### Records for processing ###

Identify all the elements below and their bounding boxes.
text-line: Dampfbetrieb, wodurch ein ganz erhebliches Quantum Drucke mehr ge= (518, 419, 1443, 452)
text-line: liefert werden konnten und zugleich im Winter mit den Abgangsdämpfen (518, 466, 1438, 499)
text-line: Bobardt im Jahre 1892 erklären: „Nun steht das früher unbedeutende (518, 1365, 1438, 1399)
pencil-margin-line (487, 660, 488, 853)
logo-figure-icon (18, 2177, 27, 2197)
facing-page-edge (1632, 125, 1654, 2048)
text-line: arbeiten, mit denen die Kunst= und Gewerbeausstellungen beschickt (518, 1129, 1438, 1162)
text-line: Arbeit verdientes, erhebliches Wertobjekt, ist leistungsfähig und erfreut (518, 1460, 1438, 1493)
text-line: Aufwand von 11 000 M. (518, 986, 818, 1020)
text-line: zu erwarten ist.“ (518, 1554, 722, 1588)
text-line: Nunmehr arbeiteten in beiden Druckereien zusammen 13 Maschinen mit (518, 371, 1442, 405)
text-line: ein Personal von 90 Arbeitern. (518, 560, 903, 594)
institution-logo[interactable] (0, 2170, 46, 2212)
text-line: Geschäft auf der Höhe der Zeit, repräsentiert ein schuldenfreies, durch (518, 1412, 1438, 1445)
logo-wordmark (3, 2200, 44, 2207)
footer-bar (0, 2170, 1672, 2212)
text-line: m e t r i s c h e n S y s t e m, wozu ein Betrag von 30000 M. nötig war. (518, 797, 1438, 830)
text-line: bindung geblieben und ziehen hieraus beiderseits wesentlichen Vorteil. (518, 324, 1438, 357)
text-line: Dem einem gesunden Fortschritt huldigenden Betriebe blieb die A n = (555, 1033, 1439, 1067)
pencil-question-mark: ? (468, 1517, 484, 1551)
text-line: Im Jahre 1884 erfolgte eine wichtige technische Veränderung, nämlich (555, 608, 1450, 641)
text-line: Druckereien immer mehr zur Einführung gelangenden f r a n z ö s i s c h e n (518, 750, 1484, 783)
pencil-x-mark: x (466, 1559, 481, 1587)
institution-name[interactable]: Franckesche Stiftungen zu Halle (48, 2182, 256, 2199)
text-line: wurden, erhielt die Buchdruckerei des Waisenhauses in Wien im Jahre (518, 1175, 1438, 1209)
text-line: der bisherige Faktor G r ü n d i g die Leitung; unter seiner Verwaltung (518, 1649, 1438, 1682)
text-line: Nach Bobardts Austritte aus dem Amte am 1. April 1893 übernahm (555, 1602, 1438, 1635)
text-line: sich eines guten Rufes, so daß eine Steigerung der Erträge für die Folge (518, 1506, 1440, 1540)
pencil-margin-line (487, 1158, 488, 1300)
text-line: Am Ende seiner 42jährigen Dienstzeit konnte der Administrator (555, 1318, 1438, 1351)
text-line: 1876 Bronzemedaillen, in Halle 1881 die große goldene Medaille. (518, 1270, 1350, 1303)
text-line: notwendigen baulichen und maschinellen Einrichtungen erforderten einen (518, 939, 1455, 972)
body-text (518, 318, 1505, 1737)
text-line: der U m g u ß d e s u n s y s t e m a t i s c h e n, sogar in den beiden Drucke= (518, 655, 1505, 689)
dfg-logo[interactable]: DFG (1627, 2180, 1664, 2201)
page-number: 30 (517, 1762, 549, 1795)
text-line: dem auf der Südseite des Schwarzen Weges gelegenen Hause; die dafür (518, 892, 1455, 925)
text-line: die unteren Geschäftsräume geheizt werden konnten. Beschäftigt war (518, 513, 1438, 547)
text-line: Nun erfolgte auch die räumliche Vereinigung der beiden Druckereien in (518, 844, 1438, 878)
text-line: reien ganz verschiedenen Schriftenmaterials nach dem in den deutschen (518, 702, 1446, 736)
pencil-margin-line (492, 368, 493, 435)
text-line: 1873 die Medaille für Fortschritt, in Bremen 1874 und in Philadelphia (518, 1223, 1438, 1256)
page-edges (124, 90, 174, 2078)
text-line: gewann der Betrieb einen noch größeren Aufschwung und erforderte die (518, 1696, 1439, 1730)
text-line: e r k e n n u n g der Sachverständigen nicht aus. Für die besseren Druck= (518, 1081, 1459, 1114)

###

**Short exercise:**
Find each line of the material above that contains the string "logo", and copy those lines. Case counts.

**Solution to the exercise:**
logo-figure-icon (18, 2177, 27, 2197)
institution-logo[interactable] (0, 2170, 46, 2212)
logo-wordmark (3, 2200, 44, 2207)
dfg-logo[interactable]: DFG (1627, 2180, 1664, 2201)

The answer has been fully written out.